*Written task:* Swap "undock-icon" for "detach-icon" wherever it appears in the lines below, and give the lines again with nothing else changed.

*Exercise inputs:*
------
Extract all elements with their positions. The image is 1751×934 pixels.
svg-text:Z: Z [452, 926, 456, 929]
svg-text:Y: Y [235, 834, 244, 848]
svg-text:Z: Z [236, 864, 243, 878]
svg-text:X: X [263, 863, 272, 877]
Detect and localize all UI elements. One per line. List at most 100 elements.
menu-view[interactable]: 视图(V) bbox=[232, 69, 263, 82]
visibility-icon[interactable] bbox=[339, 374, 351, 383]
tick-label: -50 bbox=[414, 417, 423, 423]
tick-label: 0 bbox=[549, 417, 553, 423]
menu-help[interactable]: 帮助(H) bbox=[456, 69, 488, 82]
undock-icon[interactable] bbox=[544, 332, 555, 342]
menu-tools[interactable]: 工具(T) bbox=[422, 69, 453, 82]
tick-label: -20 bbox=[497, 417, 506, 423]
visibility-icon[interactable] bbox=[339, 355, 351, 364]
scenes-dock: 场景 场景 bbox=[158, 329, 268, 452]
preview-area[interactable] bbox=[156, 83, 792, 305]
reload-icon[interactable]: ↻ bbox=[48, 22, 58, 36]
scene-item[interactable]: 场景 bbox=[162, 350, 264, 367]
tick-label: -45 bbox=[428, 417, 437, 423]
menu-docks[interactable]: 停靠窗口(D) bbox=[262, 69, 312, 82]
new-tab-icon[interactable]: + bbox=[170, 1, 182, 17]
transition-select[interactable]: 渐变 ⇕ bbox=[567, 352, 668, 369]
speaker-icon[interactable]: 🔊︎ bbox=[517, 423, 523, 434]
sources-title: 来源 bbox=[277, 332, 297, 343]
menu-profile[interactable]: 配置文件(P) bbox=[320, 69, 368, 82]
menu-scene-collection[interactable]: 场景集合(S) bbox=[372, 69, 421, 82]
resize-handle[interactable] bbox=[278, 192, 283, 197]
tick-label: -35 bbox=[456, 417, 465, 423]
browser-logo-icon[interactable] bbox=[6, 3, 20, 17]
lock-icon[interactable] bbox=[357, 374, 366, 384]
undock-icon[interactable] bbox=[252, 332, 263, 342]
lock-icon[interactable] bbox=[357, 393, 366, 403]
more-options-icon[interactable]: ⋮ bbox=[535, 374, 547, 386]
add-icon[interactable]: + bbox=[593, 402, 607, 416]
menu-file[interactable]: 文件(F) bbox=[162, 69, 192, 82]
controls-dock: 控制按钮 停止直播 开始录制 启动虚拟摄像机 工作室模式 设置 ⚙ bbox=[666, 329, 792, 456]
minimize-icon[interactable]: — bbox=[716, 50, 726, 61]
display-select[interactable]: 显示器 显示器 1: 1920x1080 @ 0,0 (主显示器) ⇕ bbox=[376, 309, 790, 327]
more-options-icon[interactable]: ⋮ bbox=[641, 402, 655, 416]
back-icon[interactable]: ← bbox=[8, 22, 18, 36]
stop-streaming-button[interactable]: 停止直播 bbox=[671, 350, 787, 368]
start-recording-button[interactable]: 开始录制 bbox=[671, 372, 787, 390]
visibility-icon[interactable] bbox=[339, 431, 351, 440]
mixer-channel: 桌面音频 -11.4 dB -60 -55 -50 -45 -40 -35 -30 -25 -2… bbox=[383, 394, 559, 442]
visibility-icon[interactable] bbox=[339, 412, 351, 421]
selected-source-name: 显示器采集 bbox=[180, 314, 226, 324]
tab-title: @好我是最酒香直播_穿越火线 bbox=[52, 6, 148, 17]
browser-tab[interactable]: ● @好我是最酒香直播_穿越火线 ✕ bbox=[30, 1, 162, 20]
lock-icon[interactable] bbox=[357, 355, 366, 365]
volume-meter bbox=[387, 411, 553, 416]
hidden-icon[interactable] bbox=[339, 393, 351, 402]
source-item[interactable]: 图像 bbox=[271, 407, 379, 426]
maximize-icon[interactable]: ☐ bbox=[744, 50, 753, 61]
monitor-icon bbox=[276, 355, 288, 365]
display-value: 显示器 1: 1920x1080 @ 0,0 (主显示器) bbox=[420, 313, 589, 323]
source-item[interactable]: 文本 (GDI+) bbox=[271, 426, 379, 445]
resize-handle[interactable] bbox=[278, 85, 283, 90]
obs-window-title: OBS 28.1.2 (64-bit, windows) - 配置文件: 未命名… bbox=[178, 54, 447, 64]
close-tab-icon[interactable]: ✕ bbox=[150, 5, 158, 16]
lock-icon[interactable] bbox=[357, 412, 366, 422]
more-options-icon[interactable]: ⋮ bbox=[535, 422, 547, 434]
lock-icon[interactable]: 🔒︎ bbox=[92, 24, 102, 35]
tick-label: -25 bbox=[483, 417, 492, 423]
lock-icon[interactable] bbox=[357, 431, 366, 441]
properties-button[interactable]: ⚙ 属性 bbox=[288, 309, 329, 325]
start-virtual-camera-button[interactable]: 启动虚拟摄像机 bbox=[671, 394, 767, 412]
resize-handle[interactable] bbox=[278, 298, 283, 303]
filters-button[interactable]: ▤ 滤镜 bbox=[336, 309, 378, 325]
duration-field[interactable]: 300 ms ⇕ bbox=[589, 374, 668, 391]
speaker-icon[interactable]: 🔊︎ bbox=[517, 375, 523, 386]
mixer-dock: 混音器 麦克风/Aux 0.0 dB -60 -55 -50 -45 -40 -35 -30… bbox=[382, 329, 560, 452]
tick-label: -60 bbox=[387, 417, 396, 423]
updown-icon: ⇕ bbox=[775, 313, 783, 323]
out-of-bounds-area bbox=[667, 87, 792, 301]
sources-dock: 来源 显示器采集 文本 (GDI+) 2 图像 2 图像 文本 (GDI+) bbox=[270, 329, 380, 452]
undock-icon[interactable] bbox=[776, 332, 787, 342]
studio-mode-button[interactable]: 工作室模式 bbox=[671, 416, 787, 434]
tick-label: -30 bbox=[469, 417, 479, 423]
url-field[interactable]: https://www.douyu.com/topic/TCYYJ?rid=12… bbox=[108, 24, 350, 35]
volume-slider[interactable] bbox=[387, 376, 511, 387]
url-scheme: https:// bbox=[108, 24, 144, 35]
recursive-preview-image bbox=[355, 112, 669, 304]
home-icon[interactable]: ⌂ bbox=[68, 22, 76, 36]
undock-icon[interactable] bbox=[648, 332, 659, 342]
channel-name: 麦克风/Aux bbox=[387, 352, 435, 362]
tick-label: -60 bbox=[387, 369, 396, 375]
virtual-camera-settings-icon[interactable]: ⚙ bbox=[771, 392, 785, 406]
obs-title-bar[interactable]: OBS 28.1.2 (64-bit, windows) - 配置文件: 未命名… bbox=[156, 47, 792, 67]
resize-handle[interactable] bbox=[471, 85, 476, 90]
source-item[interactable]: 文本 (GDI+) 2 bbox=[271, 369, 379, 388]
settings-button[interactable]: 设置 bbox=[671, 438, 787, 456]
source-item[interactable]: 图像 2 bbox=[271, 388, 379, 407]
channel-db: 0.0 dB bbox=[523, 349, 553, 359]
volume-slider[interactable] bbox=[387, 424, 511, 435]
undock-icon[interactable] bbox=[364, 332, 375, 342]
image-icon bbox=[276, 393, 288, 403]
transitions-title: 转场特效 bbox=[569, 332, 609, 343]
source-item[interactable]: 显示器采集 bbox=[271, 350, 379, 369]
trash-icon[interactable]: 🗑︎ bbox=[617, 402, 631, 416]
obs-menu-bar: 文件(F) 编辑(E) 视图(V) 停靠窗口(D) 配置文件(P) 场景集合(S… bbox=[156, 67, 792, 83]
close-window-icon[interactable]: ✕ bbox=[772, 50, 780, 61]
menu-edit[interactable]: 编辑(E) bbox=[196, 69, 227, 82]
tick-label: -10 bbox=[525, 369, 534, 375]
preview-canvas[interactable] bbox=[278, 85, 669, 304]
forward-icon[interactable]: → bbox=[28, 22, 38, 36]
------
*Answer in full:*
Extract all elements with their positions. The image is 1751×934 pixels.
svg-text:Z: Z [452, 926, 456, 929]
svg-text:Y: Y [235, 834, 244, 848]
svg-text:Z: Z [236, 864, 243, 878]
svg-text:X: X [263, 863, 272, 877]
Detect and localize all UI elements. One per line. List at most 100 elements.
menu-view[interactable]: 视图(V) bbox=[232, 69, 263, 82]
visibility-icon[interactable] bbox=[339, 374, 351, 383]
tick-label: -50 bbox=[414, 417, 423, 423]
tick-label: 0 bbox=[549, 417, 553, 423]
menu-help[interactable]: 帮助(H) bbox=[456, 69, 488, 82]
detach-icon[interactable] bbox=[544, 332, 555, 342]
menu-tools[interactable]: 工具(T) bbox=[422, 69, 453, 82]
tick-label: -20 bbox=[497, 417, 506, 423]
visibility-icon[interactable] bbox=[339, 355, 351, 364]
scenes-dock: 场景 场景 bbox=[158, 329, 268, 452]
preview-area[interactable] bbox=[156, 83, 792, 305]
reload-icon[interactable]: ↻ bbox=[48, 22, 58, 36]
scene-item[interactable]: 场景 bbox=[162, 350, 264, 367]
tick-label: -45 bbox=[428, 417, 437, 423]
menu-docks[interactable]: 停靠窗口(D) bbox=[262, 69, 312, 82]
new-tab-icon[interactable]: + bbox=[170, 1, 182, 17]
transition-select[interactable]: 渐变 ⇕ bbox=[567, 352, 668, 369]
speaker-icon[interactable]: 🔊︎ bbox=[517, 423, 523, 434]
sources-title: 来源 bbox=[277, 332, 297, 343]
menu-profile[interactable]: 配置文件(P) bbox=[320, 69, 368, 82]
menu-scene-collection[interactable]: 场景集合(S) bbox=[372, 69, 421, 82]
resize-handle[interactable] bbox=[278, 192, 283, 197]
tick-label: -35 bbox=[456, 417, 465, 423]
browser-logo-icon[interactable] bbox=[6, 3, 20, 17]
lock-icon[interactable] bbox=[357, 374, 366, 384]
detach-icon[interactable] bbox=[252, 332, 263, 342]
lock-icon[interactable] bbox=[357, 393, 366, 403]
more-options-icon[interactable]: ⋮ bbox=[535, 374, 547, 386]
add-icon[interactable]: + bbox=[593, 402, 607, 416]
menu-file[interactable]: 文件(F) bbox=[162, 69, 192, 82]
controls-dock: 控制按钮 停止直播 开始录制 启动虚拟摄像机 工作室模式 设置 ⚙ bbox=[666, 329, 792, 456]
minimize-icon[interactable]: — bbox=[716, 50, 726, 61]
display-select[interactable]: 显示器 显示器 1: 1920x1080 @ 0,0 (主显示器) ⇕ bbox=[376, 309, 790, 327]
more-options-icon[interactable]: ⋮ bbox=[641, 402, 655, 416]
back-icon[interactable]: ← bbox=[8, 22, 18, 36]
stop-streaming-button[interactable]: 停止直播 bbox=[671, 350, 787, 368]
start-recording-button[interactable]: 开始录制 bbox=[671, 372, 787, 390]
visibility-icon[interactable] bbox=[339, 431, 351, 440]
mixer-channel: 桌面音频 -11.4 dB -60 -55 -50 -45 -40 -35 -30 -25 -2… bbox=[383, 394, 559, 442]
visibility-icon[interactable] bbox=[339, 412, 351, 421]
selected-source-name: 显示器采集 bbox=[180, 314, 226, 324]
tab-title: @好我是最酒香直播_穿越火线 bbox=[52, 6, 148, 17]
browser-tab[interactable]: ● @好我是最酒香直播_穿越火线 ✕ bbox=[30, 1, 162, 20]
lock-icon[interactable] bbox=[357, 355, 366, 365]
volume-meter bbox=[387, 411, 553, 416]
hidden-icon[interactable] bbox=[339, 393, 351, 402]
source-item[interactable]: 图像 bbox=[271, 407, 379, 426]
maximize-icon[interactable]: ☐ bbox=[744, 50, 753, 61]
monitor-icon bbox=[276, 355, 288, 365]
display-value: 显示器 1: 1920x1080 @ 0,0 (主显示器) bbox=[420, 313, 589, 323]
source-item[interactable]: 文本 (GDI+) bbox=[271, 426, 379, 445]
resize-handle[interactable] bbox=[278, 85, 283, 90]
obs-window-title: OBS 28.1.2 (64-bit, windows) - 配置文件: 未命名… bbox=[178, 54, 447, 64]
close-tab-icon[interactable]: ✕ bbox=[150, 5, 158, 16]
lock-icon[interactable] bbox=[357, 412, 366, 422]
more-options-icon[interactable]: ⋮ bbox=[535, 422, 547, 434]
lock-icon[interactable]: 🔒︎ bbox=[92, 24, 102, 35]
tick-label: -25 bbox=[483, 417, 492, 423]
lock-icon[interactable] bbox=[357, 431, 366, 441]
properties-button[interactable]: ⚙ 属性 bbox=[288, 309, 329, 325]
start-virtual-camera-button[interactable]: 启动虚拟摄像机 bbox=[671, 394, 767, 412]
resize-handle[interactable] bbox=[278, 298, 283, 303]
filters-button[interactable]: ▤ 滤镜 bbox=[336, 309, 378, 325]
duration-field[interactable]: 300 ms ⇕ bbox=[589, 374, 668, 391]
speaker-icon[interactable]: 🔊︎ bbox=[517, 375, 523, 386]
mixer-dock: 混音器 麦克风/Aux 0.0 dB -60 -55 -50 -45 -40 -35 -30… bbox=[382, 329, 560, 452]
tick-label: -60 bbox=[387, 417, 396, 423]
updown-icon: ⇕ bbox=[775, 313, 783, 323]
out-of-bounds-area bbox=[667, 87, 792, 301]
sources-dock: 来源 显示器采集 文本 (GDI+) 2 图像 2 图像 文本 (GDI+) bbox=[270, 329, 380, 452]
detach-icon[interactable] bbox=[776, 332, 787, 342]
studio-mode-button[interactable]: 工作室模式 bbox=[671, 416, 787, 434]
tick-label: -30 bbox=[469, 417, 479, 423]
url-field[interactable]: https://www.douyu.com/topic/TCYYJ?rid=12… bbox=[108, 24, 350, 35]
volume-slider[interactable] bbox=[387, 376, 511, 387]
url-scheme: https:// bbox=[108, 24, 144, 35]
recursive-preview-image bbox=[355, 112, 669, 304]
home-icon[interactable]: ⌂ bbox=[68, 22, 76, 36]
detach-icon[interactable] bbox=[648, 332, 659, 342]
channel-name: 麦克风/Aux bbox=[387, 352, 435, 362]
tick-label: -60 bbox=[387, 369, 396, 375]
virtual-camera-settings-icon[interactable]: ⚙ bbox=[771, 392, 785, 406]
obs-title-bar[interactable]: OBS 28.1.2 (64-bit, windows) - 配置文件: 未命名… bbox=[156, 47, 792, 67]
resize-handle[interactable] bbox=[471, 85, 476, 90]
source-item[interactable]: 文本 (GDI+) 2 bbox=[271, 369, 379, 388]
settings-button[interactable]: 设置 bbox=[671, 438, 787, 456]
source-item[interactable]: 图像 2 bbox=[271, 388, 379, 407]
channel-db: 0.0 dB bbox=[523, 349, 553, 359]
volume-slider[interactable] bbox=[387, 424, 511, 435]
detach-icon[interactable] bbox=[364, 332, 375, 342]
image-icon bbox=[276, 393, 288, 403]
transitions-title: 转场特效 bbox=[569, 332, 609, 343]
source-item[interactable]: 显示器采集 bbox=[271, 350, 379, 369]
trash-icon[interactable]: 🗑︎ bbox=[617, 402, 631, 416]
obs-menu-bar: 文件(F) 编辑(E) 视图(V) 停靠窗口(D) 配置文件(P) 场景集合(S… bbox=[156, 67, 792, 83]
close-window-icon[interactable]: ✕ bbox=[772, 50, 780, 61]
menu-edit[interactable]: 编辑(E) bbox=[196, 69, 227, 82]
tick-label: -10 bbox=[525, 369, 534, 375]
preview-canvas[interactable] bbox=[278, 85, 669, 304]
forward-icon[interactable]: → bbox=[28, 22, 38, 36]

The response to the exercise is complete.